PROBLEM TO SOLVE:
Scan the entries below for the word "problems". Copy each line that has it.

------------------------------------------------

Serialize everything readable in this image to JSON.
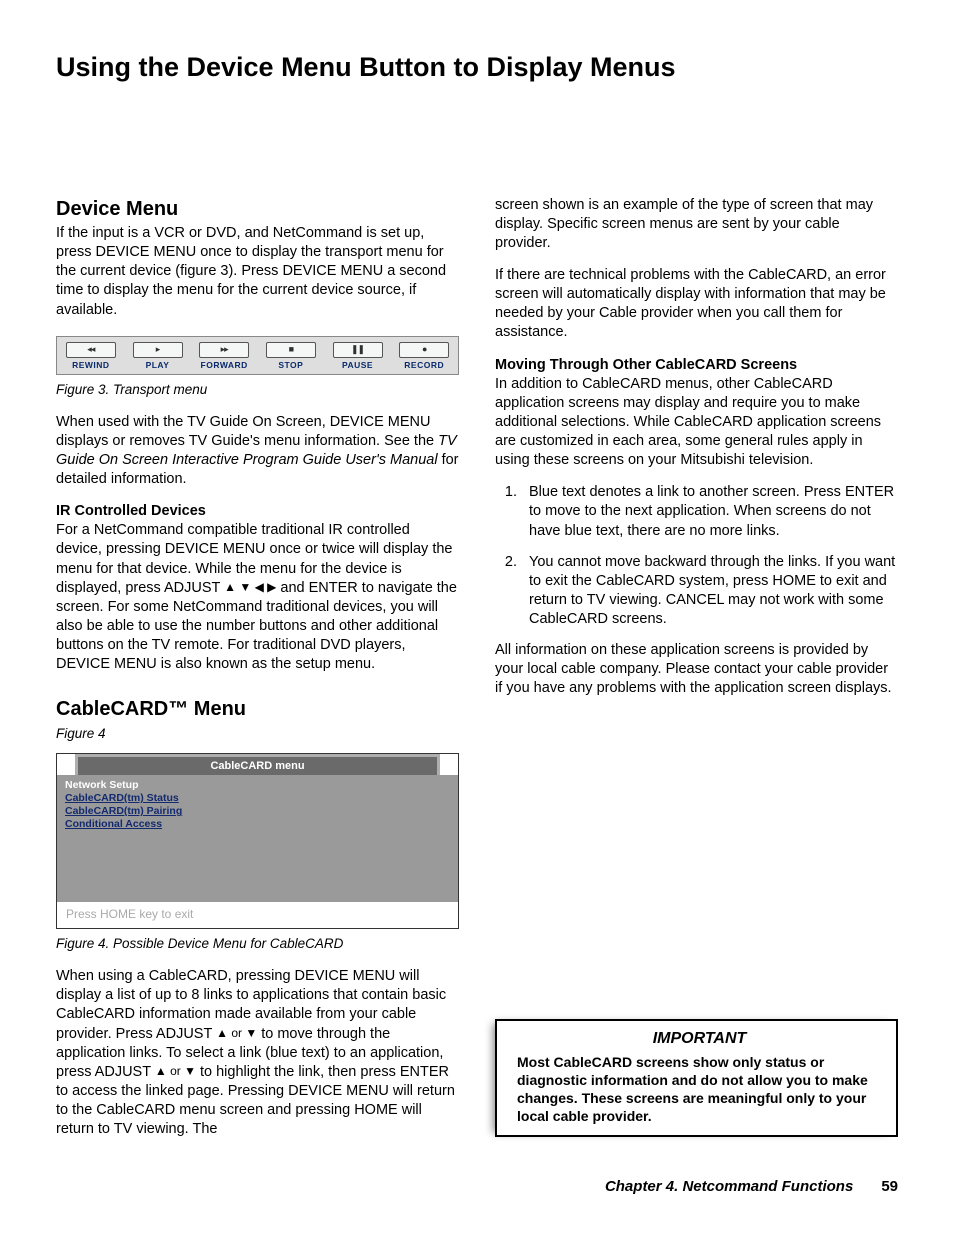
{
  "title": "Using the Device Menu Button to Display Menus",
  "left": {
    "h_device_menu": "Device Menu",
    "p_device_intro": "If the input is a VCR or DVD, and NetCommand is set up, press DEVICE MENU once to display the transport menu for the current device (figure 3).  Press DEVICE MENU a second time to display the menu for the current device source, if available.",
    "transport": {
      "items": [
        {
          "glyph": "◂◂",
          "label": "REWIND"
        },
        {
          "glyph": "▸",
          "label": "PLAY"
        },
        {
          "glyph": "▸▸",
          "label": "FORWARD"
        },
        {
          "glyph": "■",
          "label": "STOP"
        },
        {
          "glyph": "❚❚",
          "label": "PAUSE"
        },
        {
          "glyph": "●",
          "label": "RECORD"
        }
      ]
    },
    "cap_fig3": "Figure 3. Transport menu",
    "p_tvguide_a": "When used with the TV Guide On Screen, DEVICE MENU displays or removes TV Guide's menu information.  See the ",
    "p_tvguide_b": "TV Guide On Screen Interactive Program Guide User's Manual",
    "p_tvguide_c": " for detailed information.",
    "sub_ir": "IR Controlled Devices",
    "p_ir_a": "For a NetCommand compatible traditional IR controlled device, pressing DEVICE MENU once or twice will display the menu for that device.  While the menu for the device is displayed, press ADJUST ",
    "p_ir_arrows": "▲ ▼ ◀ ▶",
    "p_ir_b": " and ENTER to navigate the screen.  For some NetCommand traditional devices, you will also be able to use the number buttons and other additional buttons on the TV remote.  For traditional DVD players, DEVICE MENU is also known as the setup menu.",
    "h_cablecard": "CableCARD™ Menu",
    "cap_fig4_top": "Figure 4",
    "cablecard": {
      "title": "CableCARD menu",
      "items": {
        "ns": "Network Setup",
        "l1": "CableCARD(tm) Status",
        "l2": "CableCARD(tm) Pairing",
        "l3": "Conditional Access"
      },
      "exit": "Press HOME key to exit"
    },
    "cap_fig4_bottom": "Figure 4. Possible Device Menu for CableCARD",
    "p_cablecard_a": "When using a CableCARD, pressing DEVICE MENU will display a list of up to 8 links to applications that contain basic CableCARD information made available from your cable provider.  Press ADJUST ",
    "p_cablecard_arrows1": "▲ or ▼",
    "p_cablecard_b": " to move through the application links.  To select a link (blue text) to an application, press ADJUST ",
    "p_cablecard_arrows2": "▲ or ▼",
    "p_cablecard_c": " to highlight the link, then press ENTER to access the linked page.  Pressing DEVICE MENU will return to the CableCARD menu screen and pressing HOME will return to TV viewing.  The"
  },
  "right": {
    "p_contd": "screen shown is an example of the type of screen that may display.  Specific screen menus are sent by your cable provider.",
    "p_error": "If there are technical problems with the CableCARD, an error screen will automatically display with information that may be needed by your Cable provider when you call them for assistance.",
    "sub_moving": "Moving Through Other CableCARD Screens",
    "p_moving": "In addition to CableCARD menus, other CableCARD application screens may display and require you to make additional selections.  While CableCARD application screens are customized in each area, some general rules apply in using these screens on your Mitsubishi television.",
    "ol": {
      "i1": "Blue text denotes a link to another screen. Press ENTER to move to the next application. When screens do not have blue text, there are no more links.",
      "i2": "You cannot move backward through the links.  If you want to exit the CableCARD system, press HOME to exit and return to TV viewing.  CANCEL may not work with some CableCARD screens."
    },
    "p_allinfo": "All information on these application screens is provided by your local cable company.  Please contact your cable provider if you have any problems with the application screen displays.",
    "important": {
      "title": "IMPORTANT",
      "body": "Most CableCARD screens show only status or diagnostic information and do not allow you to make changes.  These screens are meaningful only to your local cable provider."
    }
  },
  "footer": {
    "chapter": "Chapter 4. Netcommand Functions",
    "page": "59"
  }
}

------------------------------------------------

WRITTEN RESPONSE:
    "p_error": "If there are technical problems with the CableCARD, an error screen will automatically display with information that may be needed by your Cable provider when you call them for assistance.",
    "p_allinfo": "All information on these application screens is provided by your local cable company.  Please contact your cable provider if you have any problems with the application screen displays.",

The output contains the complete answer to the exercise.